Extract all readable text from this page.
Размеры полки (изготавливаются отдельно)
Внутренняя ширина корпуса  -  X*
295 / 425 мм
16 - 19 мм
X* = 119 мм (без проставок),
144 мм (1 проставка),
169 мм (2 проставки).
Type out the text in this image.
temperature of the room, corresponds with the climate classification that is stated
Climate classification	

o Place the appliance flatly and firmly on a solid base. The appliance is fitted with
____________
-- EXERCISE AIM --
The entries above must be returned exactly.

-- ANSWER TO THIS PROBLEM --
Extract all readable text from this page.
Размеры полки (изготавливаются отдельно)
Внутренняя ширина корпуса  -  X*
295 / 425 мм
16 - 19 мм
X* = 119 мм (без проставок),
144 мм (1 проставка),
169 мм (2 проставки).
Type out the text in this image.
temperature of the room, corresponds with the climate classification that is stated
Climate classification	

o Place the appliance flatly and firmly on a solid base. The appliance is fitted with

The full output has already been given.